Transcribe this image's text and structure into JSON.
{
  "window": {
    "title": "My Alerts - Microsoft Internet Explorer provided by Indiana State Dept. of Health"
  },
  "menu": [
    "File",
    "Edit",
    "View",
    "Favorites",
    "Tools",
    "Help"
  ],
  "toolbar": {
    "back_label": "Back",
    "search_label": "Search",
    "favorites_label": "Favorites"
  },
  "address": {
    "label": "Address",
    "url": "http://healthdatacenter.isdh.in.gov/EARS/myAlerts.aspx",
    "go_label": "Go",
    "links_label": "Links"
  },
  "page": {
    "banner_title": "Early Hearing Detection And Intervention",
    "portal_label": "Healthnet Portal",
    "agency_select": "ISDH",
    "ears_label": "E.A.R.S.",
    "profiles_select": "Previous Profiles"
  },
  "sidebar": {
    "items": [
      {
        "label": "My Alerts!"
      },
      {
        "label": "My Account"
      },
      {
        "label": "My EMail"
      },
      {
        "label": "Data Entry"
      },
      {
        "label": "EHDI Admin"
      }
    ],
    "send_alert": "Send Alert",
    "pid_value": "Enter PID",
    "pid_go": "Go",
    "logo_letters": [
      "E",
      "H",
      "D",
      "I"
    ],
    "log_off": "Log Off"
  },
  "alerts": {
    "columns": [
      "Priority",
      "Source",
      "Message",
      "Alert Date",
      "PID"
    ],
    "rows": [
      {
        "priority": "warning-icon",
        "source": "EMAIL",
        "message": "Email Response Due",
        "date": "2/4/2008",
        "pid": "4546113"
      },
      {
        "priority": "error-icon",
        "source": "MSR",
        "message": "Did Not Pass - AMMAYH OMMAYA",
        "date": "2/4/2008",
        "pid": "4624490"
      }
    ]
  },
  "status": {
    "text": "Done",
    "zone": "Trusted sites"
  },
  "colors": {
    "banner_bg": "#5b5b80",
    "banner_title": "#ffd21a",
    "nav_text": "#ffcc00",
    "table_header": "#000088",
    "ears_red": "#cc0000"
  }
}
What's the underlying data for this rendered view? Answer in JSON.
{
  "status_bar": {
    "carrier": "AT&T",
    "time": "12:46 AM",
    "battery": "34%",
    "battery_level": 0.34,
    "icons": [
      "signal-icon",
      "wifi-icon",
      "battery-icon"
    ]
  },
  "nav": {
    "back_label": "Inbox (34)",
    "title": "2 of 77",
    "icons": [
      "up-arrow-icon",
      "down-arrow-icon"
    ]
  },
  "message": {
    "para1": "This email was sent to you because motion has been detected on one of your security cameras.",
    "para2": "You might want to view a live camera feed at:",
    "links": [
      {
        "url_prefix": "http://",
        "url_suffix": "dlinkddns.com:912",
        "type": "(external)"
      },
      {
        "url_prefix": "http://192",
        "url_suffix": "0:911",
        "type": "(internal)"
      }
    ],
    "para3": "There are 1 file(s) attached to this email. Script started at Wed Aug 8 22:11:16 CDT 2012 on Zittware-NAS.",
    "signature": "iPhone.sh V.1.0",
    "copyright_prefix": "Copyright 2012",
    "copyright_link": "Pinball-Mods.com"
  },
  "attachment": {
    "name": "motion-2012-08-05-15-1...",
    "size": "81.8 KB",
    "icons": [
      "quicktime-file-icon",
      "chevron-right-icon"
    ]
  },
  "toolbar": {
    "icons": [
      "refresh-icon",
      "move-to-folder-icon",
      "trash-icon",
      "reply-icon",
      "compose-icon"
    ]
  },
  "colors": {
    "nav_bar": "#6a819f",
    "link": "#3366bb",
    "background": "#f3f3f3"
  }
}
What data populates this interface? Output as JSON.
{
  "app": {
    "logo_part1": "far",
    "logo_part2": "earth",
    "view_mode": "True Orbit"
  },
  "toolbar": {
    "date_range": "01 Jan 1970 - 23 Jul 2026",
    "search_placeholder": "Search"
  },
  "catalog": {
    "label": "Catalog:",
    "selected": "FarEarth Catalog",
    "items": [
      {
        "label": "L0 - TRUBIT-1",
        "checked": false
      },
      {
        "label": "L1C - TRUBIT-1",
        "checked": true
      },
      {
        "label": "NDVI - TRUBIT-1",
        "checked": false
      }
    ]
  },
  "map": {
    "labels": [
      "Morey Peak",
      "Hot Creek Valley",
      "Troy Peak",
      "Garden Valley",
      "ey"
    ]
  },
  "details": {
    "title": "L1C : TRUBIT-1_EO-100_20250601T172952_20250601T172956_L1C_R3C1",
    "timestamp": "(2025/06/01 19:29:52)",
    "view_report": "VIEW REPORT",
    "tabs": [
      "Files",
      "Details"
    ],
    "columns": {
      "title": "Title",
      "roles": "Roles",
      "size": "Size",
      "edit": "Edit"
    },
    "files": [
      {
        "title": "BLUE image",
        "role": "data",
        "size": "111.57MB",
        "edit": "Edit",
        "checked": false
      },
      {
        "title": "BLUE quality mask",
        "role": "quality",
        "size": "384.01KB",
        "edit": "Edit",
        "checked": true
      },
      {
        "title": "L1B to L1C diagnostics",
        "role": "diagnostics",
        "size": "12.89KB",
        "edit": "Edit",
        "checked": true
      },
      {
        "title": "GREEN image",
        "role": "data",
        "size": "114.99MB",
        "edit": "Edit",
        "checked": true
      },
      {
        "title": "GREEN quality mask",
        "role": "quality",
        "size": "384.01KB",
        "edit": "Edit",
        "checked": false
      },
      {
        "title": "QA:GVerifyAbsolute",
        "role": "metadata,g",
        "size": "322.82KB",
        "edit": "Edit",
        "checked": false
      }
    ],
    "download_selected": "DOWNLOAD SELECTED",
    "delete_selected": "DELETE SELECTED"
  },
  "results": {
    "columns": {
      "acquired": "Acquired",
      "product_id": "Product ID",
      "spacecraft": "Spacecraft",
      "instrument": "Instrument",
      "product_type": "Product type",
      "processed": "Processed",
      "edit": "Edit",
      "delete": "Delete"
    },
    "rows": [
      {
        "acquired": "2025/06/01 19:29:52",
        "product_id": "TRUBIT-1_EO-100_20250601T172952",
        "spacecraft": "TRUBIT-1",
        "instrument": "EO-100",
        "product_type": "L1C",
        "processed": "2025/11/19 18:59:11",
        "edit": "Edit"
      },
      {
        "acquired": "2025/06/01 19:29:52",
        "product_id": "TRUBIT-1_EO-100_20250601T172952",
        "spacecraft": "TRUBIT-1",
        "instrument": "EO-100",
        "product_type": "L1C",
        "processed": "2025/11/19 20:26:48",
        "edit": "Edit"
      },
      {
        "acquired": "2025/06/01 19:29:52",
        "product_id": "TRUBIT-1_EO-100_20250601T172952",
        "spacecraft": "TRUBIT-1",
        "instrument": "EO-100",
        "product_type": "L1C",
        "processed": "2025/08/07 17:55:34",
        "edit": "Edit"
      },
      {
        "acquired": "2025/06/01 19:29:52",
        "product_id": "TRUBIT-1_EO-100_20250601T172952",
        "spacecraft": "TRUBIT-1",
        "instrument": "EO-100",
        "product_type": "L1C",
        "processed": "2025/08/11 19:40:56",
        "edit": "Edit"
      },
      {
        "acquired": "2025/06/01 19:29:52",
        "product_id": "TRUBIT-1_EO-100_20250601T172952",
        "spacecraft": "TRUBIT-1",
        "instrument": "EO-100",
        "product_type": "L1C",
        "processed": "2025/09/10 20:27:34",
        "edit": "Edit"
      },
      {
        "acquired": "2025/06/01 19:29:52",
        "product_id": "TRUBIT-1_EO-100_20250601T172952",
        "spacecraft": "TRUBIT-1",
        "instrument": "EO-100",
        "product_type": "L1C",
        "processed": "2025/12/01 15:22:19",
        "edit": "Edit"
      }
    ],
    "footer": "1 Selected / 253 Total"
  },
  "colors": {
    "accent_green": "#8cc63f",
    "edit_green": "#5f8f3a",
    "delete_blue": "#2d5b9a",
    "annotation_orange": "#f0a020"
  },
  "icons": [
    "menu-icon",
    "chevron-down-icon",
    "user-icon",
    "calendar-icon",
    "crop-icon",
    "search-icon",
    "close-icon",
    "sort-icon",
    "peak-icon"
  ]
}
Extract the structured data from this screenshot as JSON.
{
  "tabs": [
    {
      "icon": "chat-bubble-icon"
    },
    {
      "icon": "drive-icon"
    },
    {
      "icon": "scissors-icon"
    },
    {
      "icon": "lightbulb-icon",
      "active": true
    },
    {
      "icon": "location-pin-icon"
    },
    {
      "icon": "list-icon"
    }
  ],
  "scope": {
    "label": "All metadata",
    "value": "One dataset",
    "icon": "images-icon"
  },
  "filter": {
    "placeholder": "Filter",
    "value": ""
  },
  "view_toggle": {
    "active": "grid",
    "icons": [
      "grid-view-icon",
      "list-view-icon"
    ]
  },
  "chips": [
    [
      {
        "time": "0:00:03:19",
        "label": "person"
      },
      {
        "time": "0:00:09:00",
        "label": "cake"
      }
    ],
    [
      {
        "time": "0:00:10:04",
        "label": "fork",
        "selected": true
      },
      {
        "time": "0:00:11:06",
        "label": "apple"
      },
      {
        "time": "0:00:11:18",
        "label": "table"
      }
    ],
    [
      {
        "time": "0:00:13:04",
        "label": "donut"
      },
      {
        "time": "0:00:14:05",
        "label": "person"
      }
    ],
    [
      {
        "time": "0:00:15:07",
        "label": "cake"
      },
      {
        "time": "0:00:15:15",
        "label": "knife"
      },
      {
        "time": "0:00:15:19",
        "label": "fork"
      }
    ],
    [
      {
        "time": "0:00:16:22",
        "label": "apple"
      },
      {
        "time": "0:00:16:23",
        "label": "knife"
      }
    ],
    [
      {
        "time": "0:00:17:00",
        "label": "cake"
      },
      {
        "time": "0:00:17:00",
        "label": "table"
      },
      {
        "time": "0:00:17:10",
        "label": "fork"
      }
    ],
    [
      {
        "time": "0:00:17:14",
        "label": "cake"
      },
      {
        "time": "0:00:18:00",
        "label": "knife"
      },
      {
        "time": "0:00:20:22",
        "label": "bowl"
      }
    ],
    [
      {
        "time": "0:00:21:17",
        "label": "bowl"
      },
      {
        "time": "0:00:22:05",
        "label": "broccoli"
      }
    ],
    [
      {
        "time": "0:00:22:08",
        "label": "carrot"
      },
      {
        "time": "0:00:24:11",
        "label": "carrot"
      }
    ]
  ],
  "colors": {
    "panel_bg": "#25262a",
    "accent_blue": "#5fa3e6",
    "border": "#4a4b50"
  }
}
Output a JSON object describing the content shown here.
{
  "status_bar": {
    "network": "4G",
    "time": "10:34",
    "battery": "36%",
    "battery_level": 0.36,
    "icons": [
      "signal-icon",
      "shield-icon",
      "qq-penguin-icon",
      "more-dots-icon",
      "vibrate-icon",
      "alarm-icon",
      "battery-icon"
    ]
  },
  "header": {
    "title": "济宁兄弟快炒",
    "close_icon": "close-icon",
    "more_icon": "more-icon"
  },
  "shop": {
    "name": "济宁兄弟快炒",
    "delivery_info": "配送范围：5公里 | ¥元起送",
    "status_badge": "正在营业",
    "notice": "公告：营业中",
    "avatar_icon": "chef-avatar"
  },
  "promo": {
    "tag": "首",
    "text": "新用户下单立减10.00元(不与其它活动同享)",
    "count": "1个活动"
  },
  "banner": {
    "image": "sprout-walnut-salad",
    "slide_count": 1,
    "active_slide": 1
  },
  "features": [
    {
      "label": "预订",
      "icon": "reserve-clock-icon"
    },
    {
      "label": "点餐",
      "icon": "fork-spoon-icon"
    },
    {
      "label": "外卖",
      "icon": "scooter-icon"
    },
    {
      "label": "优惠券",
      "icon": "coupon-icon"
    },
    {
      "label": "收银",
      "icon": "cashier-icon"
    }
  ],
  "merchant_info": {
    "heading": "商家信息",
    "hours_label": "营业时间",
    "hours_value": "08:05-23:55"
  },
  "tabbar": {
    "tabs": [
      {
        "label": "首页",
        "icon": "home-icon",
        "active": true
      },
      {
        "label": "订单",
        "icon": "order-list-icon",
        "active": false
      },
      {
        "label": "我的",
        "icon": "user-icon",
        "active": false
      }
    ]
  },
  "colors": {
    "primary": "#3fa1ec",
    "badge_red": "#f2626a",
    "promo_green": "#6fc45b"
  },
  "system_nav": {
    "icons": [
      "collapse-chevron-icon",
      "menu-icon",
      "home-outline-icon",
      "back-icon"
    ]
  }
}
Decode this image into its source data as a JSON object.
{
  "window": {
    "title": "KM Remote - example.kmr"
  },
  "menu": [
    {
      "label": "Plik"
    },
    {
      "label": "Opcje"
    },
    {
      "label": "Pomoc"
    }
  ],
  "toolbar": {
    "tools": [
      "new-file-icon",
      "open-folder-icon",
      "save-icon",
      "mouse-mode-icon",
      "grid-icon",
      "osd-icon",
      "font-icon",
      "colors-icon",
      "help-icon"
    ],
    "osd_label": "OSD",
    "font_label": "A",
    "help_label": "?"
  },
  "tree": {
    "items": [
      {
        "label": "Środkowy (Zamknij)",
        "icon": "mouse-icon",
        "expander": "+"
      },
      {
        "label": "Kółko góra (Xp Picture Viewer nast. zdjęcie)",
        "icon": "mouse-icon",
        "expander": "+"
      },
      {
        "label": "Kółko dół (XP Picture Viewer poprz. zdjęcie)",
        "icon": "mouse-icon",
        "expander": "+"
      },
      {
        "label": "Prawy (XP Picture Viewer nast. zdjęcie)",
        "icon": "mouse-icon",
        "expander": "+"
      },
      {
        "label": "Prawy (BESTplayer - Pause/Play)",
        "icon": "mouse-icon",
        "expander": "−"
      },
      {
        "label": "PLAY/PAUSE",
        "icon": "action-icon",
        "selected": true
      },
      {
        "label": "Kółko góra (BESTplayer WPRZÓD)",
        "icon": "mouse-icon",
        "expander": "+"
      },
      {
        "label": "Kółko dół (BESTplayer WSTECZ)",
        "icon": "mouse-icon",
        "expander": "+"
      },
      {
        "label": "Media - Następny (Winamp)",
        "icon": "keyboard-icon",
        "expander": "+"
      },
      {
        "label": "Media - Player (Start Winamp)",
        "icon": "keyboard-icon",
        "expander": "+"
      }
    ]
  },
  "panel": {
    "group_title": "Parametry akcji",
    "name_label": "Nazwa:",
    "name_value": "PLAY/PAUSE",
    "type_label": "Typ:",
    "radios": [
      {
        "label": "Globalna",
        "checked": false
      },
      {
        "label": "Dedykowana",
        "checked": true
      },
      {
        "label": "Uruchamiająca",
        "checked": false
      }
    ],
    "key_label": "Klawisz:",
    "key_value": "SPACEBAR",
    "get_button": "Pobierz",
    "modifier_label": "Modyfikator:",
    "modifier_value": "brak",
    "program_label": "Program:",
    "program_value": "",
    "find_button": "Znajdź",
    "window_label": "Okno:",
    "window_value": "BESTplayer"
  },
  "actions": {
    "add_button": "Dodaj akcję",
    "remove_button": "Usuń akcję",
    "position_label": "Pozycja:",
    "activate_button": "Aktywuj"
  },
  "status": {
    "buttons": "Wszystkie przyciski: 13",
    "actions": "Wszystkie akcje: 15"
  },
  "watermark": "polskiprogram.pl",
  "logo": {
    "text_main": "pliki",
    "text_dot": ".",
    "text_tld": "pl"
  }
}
- - -
> [What is asked]: Report only the number of lines that hold the string "zdjęcie" in this listing.

> [Exercise result]: 3